■ **EXERCISE INSTRUCTIONS**: Would you output the whole listing below, exactly as it reads?

--- Begin INPUT RECORDS ---

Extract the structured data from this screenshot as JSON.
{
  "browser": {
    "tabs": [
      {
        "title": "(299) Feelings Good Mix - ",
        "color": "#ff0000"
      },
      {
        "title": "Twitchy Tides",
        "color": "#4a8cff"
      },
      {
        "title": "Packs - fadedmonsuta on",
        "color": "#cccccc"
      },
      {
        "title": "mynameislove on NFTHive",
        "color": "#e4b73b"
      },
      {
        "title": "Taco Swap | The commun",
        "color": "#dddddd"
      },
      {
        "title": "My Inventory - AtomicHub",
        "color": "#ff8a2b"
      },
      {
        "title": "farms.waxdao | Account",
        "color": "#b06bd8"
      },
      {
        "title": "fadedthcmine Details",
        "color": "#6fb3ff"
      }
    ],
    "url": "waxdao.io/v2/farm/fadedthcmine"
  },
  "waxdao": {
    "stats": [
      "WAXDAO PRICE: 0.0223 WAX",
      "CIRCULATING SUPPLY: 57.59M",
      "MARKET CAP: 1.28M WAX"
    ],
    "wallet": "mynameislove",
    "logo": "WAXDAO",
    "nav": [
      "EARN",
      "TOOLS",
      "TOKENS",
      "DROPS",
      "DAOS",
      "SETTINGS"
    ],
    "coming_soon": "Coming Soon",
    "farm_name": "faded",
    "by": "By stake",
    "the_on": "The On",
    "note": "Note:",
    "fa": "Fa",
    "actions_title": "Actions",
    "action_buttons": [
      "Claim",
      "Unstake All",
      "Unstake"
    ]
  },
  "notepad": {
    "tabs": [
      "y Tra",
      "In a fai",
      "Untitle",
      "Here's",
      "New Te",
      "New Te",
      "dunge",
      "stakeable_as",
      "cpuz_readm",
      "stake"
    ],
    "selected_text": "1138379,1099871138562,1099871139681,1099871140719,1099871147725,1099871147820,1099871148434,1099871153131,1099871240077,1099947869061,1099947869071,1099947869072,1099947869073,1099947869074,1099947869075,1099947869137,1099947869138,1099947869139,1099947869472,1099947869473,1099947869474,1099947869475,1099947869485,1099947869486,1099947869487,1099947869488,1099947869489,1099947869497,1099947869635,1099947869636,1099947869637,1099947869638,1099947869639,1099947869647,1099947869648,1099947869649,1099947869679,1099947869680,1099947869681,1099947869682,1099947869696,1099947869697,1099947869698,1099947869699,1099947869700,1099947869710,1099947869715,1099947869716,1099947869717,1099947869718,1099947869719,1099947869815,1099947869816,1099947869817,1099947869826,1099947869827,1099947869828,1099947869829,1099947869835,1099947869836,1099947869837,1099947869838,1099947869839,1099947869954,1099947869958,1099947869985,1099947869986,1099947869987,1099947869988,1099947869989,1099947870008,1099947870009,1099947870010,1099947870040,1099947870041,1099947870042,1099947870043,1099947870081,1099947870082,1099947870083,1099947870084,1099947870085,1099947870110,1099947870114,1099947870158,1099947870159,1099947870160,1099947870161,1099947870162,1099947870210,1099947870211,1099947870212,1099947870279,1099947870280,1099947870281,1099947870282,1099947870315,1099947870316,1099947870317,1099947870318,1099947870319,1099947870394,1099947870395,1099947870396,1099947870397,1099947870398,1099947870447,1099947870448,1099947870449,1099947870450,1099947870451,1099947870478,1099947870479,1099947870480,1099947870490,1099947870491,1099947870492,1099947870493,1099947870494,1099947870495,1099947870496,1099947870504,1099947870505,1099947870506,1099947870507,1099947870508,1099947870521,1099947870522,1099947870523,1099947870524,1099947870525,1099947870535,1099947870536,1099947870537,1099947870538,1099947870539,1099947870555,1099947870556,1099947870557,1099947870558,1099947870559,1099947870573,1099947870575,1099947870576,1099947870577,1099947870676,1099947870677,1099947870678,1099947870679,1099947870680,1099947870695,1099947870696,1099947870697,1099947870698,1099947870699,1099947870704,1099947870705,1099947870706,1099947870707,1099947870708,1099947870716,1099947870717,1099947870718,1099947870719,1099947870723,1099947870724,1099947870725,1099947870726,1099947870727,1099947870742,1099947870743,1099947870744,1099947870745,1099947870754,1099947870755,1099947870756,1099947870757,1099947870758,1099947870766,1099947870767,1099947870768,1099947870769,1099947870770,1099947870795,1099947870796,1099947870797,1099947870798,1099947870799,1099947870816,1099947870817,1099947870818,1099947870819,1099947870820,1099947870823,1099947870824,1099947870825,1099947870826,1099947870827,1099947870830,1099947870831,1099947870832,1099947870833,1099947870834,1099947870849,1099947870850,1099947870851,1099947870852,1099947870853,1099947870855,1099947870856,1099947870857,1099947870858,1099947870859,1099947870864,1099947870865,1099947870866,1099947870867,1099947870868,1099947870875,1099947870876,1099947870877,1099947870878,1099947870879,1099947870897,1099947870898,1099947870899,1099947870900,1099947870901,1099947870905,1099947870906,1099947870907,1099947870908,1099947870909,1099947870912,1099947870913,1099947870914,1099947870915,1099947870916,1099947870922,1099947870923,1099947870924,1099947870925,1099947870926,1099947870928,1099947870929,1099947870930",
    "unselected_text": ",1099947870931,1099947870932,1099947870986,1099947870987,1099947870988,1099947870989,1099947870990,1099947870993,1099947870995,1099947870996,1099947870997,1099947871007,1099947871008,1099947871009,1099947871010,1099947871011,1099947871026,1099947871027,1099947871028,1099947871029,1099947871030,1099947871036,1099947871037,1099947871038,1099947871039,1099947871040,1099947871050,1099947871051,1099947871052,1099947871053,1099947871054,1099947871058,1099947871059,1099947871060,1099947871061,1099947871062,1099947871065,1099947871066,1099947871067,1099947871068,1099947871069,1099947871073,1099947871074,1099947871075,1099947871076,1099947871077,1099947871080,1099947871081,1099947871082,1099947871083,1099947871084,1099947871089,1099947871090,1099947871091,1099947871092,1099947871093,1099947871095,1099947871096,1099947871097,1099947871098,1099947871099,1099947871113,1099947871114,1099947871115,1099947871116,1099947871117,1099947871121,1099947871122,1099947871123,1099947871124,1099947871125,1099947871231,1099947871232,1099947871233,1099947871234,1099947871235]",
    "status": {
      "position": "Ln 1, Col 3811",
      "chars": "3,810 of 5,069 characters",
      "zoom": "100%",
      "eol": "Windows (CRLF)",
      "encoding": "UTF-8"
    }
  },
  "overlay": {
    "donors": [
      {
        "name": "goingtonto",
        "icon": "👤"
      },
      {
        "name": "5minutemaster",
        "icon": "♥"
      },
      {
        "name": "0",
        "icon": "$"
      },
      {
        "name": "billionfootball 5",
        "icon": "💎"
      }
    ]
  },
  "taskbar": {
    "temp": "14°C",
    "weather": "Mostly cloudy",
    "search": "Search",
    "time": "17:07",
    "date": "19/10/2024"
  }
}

--- End INPUT RECORDS ---

■ **EXERCISE SOLUTION**:
Extract the structured data from this screenshot as JSON.
{
  "browser": {
    "tabs": [
      {
        "title": "(299) Feelings Good Mix - ",
        "color": "#ff0000"
      },
      {
        "title": "Twitchy Tides",
        "color": "#4a8cff"
      },
      {
        "title": "Packs - fadedmonsuta on",
        "color": "#cccccc"
      },
      {
        "title": "mynameislove on NFTHive",
        "color": "#e4b73b"
      },
      {
        "title": "Taco Swap | The commun",
        "color": "#dddddd"
      },
      {
        "title": "My Inventory - AtomicHub",
        "color": "#ff8a2b"
      },
      {
        "title": "farms.waxdao | Account",
        "color": "#b06bd8"
      },
      {
        "title": "fadedthcmine Details",
        "color": "#6fb3ff"
      }
    ],
    "url": "waxdao.io/v2/farm/fadedthcmine"
  },
  "waxdao": {
    "stats": [
      "WAXDAO PRICE: 0.0223 WAX",
      "CIRCULATING SUPPLY: 57.59M",
      "MARKET CAP: 1.28M WAX"
    ],
    "wallet": "mynameislove",
    "logo": "WAXDAO",
    "nav": [
      "EARN",
      "TOOLS",
      "TOKENS",
      "DROPS",
      "DAOS",
      "SETTINGS"
    ],
    "coming_soon": "Coming Soon",
    "farm_name": "faded",
    "by": "By stake",
    "the_on": "The On",
    "note": "Note:",
    "fa": "Fa",
    "actions_title": "Actions",
    "action_buttons": [
      "Claim",
      "Unstake All",
      "Unstake"
    ]
  },
  "notepad": {
    "tabs": [
      "y Tra",
      "In a fai",
      "Untitle",
      "Here's",
      "New Te",
      "New Te",
      "dunge",
      "stakeable_as",
      "cpuz_readm",
      "stake"
    ],
    "selected_text": "1138379,1099871138562,1099871139681,1099871140719,1099871147725,1099871147820,1099871148434,1099871153131,1099871240077,1099947869061,1099947869071,1099947869072,1099947869073,1099947869074,1099947869075,1099947869137,1099947869138,1099947869139,1099947869472,1099947869473,1099947869474,1099947869475,1099947869485,1099947869486,1099947869487,1099947869488,1099947869489,1099947869497,1099947869635,1099947869636,1099947869637,1099947869638,1099947869639,1099947869647,1099947869648,1099947869649,1099947869679,1099947869680,1099947869681,1099947869682,1099947869696,1099947869697,1099947869698,1099947869699,1099947869700,1099947869710,1099947869715,1099947869716,1099947869717,1099947869718,1099947869719,1099947869815,1099947869816,1099947869817,1099947869826,1099947869827,1099947869828,1099947869829,1099947869835,1099947869836,1099947869837,1099947869838,1099947869839,1099947869954,1099947869958,1099947869985,1099947869986,1099947869987,1099947869988,1099947869989,1099947870008,1099947870009,1099947870010,1099947870040,1099947870041,1099947870042,1099947870043,1099947870081,1099947870082,1099947870083,1099947870084,1099947870085,1099947870110,1099947870114,1099947870158,1099947870159,1099947870160,1099947870161,1099947870162,1099947870210,1099947870211,1099947870212,1099947870279,1099947870280,1099947870281,1099947870282,1099947870315,1099947870316,1099947870317,1099947870318,1099947870319,1099947870394,1099947870395,1099947870396,1099947870397,1099947870398,1099947870447,1099947870448,1099947870449,1099947870450,1099947870451,1099947870478,1099947870479,1099947870480,1099947870490,1099947870491,1099947870492,1099947870493,1099947870494,1099947870495,1099947870496,1099947870504,1099947870505,1099947870506,1099947870507,1099947870508,1099947870521,1099947870522,1099947870523,1099947870524,1099947870525,1099947870535,1099947870536,1099947870537,1099947870538,1099947870539,1099947870555,1099947870556,1099947870557,1099947870558,1099947870559,1099947870573,1099947870575,1099947870576,1099947870577,1099947870676,1099947870677,1099947870678,1099947870679,1099947870680,1099947870695,1099947870696,1099947870697,1099947870698,1099947870699,1099947870704,1099947870705,1099947870706,1099947870707,1099947870708,1099947870716,1099947870717,1099947870718,1099947870719,1099947870723,1099947870724,1099947870725,1099947870726,1099947870727,1099947870742,1099947870743,1099947870744,1099947870745,1099947870754,1099947870755,1099947870756,1099947870757,1099947870758,1099947870766,1099947870767,1099947870768,1099947870769,1099947870770,1099947870795,1099947870796,1099947870797,1099947870798,1099947870799,1099947870816,1099947870817,1099947870818,1099947870819,1099947870820,1099947870823,1099947870824,1099947870825,1099947870826,1099947870827,1099947870830,1099947870831,1099947870832,1099947870833,1099947870834,1099947870849,1099947870850,1099947870851,1099947870852,1099947870853,1099947870855,1099947870856,1099947870857,1099947870858,1099947870859,1099947870864,1099947870865,1099947870866,1099947870867,1099947870868,1099947870875,1099947870876,1099947870877,1099947870878,1099947870879,1099947870897,1099947870898,1099947870899,1099947870900,1099947870901,1099947870905,1099947870906,1099947870907,1099947870908,1099947870909,1099947870912,1099947870913,1099947870914,1099947870915,1099947870916,1099947870922,1099947870923,1099947870924,1099947870925,1099947870926,1099947870928,1099947870929,1099947870930",
    "unselected_text": ",1099947870931,1099947870932,1099947870986,1099947870987,1099947870988,1099947870989,1099947870990,1099947870993,1099947870995,1099947870996,1099947870997,1099947871007,1099947871008,1099947871009,1099947871010,1099947871011,1099947871026,1099947871027,1099947871028,1099947871029,1099947871030,1099947871036,1099947871037,1099947871038,1099947871039,1099947871040,1099947871050,1099947871051,1099947871052,1099947871053,1099947871054,1099947871058,1099947871059,1099947871060,1099947871061,1099947871062,1099947871065,1099947871066,1099947871067,1099947871068,1099947871069,1099947871073,1099947871074,1099947871075,1099947871076,1099947871077,1099947871080,1099947871081,1099947871082,1099947871083,1099947871084,1099947871089,1099947871090,1099947871091,1099947871092,1099947871093,1099947871095,1099947871096,1099947871097,1099947871098,1099947871099,1099947871113,1099947871114,1099947871115,1099947871116,1099947871117,1099947871121,1099947871122,1099947871123,1099947871124,1099947871125,1099947871231,1099947871232,1099947871233,1099947871234,1099947871235]",
    "status": {
      "position": "Ln 1, Col 3811",
      "chars": "3,810 of 5,069 characters",
      "zoom": "100%",
      "eol": "Windows (CRLF)",
      "encoding": "UTF-8"
    }
  },
  "overlay": {
    "donors": [
      {
        "name": "goingtonto",
        "icon": "👤"
      },
      {
        "name": "5minutemaster",
        "icon": "♥"
      },
      {
        "name": "0",
        "icon": "$"
      },
      {
        "name": "billionfootball 5",
        "icon": "💎"
      }
    ]
  },
  "taskbar": {
    "temp": "14°C",
    "weather": "Mostly cloudy",
    "search": "Search",
    "time": "17:07",
    "date": "19/10/2024"
  }
}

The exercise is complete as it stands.